- Records:
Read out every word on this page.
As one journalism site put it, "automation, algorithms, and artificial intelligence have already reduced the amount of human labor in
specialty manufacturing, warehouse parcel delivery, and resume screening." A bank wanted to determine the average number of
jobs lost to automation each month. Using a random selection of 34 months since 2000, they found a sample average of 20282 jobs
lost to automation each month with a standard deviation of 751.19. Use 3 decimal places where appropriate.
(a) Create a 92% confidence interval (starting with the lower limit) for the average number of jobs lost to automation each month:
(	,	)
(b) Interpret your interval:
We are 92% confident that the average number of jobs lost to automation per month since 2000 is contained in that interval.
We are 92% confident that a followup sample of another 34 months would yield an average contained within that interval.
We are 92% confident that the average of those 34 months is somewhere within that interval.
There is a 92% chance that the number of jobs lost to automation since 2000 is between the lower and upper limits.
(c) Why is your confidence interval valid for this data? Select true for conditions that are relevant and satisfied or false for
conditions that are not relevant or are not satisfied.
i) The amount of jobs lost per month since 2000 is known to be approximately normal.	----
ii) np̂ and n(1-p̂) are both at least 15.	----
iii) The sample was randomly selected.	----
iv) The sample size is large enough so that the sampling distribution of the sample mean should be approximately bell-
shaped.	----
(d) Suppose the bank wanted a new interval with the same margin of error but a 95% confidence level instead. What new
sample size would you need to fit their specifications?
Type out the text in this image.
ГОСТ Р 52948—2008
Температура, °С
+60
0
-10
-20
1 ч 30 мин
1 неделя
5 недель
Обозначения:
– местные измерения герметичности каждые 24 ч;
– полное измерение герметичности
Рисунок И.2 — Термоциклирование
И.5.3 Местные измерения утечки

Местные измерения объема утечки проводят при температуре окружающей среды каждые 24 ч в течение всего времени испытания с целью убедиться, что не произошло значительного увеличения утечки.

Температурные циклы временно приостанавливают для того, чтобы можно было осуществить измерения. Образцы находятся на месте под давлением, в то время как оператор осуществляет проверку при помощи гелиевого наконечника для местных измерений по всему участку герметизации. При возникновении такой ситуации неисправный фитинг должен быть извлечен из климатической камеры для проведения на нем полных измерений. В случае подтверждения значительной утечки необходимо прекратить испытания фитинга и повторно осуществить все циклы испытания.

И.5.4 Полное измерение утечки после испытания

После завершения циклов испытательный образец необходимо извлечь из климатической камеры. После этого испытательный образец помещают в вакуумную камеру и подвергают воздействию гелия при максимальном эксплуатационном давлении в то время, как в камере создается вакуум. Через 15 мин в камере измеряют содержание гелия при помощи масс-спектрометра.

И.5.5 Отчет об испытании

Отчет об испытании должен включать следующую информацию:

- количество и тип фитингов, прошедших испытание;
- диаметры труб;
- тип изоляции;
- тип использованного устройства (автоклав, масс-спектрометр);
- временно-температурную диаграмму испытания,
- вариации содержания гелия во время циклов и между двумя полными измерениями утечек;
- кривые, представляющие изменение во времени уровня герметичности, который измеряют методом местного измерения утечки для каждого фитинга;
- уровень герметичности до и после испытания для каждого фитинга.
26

- Exercise goal:
Reproduce the records above exactly.

- Response below:
Read out every word on this page.
As one journalism site put it, "automation, algorithms, and artificial intelligence have already reduced the amount of human labor in
specialty manufacturing, warehouse parcel delivery, and resume screening." A bank wanted to determine the average number of
jobs lost to automation each month. Using a random selection of 34 months since 2000, they found a sample average of 20282 jobs
lost to automation each month with a standard deviation of 751.19. Use 3 decimal places where appropriate.
(a) Create a 92% confidence interval (starting with the lower limit) for the average number of jobs lost to automation each month:
(	,	)
(b) Interpret your interval:
We are 92% confident that the average number of jobs lost to automation per month since 2000 is contained in that interval.
We are 92% confident that a followup sample of another 34 months would yield an average contained within that interval.
We are 92% confident that the average of those 34 months is somewhere within that interval.
There is a 92% chance that the number of jobs lost to automation since 2000 is between the lower and upper limits.
(c) Why is your confidence interval valid for this data? Select true for conditions that are relevant and satisfied or false for
conditions that are not relevant or are not satisfied.
i) The amount of jobs lost per month since 2000 is known to be approximately normal.	----
ii) np̂ and n(1-p̂) are both at least 15.	----
iii) The sample was randomly selected.	----
iv) The sample size is large enough so that the sampling distribution of the sample mean should be approximately bell-
shaped.	----
(d) Suppose the bank wanted a new interval with the same margin of error but a 95% confidence level instead. What new
sample size would you need to fit their specifications?
Type out the text in this image.
ГОСТ Р 52948—2008
Температура, °С
+60
0
-10
-20
1 ч 30 мин
1 неделя
5 недель
Обозначения:
– местные измерения герметичности каждые 24 ч;
– полное измерение герметичности
Рисунок И.2 — Термоциклирование
И.5.3 Местные измерения утечки

Местные измерения объема утечки проводят при температуре окружающей среды каждые 24 ч в течение всего времени испытания с целью убедиться, что не произошло значительного увеличения утечки.

Температурные циклы временно приостанавливают для того, чтобы можно было осуществить измерения. Образцы находятся на месте под давлением, в то время как оператор осуществляет проверку при помощи гелиевого наконечника для местных измерений по всему участку герметизации. При возникновении такой ситуации неисправный фитинг должен быть извлечен из климатической камеры для проведения на нем полных измерений. В случае подтверждения значительной утечки необходимо прекратить испытания фитинга и повторно осуществить все циклы испытания.

И.5.4 Полное измерение утечки после испытания

После завершения циклов испытательный образец необходимо извлечь из климатической камеры. После этого испытательный образец помещают в вакуумную камеру и подвергают воздействию гелия при максимальном эксплуатационном давлении в то время, как в камере создается вакуум. Через 15 мин в камере измеряют содержание гелия при помощи масс-спектрометра.

И.5.5 Отчет об испытании

Отчет об испытании должен включать следующую информацию:

- количество и тип фитингов, прошедших испытание;
- диаметры труб;
- тип изоляции;
- тип использованного устройства (автоклав, масс-спектрометр);
- временно-температурную диаграмму испытания,
- вариации содержания гелия во время циклов и между двумя полными измерениями утечек;
- кривые, представляющие изменение во времени уровня герметичности, который измеряют методом местного измерения утечки для каждого фитинга;
- уровень герметичности до и после испытания для каждого фитинга.
26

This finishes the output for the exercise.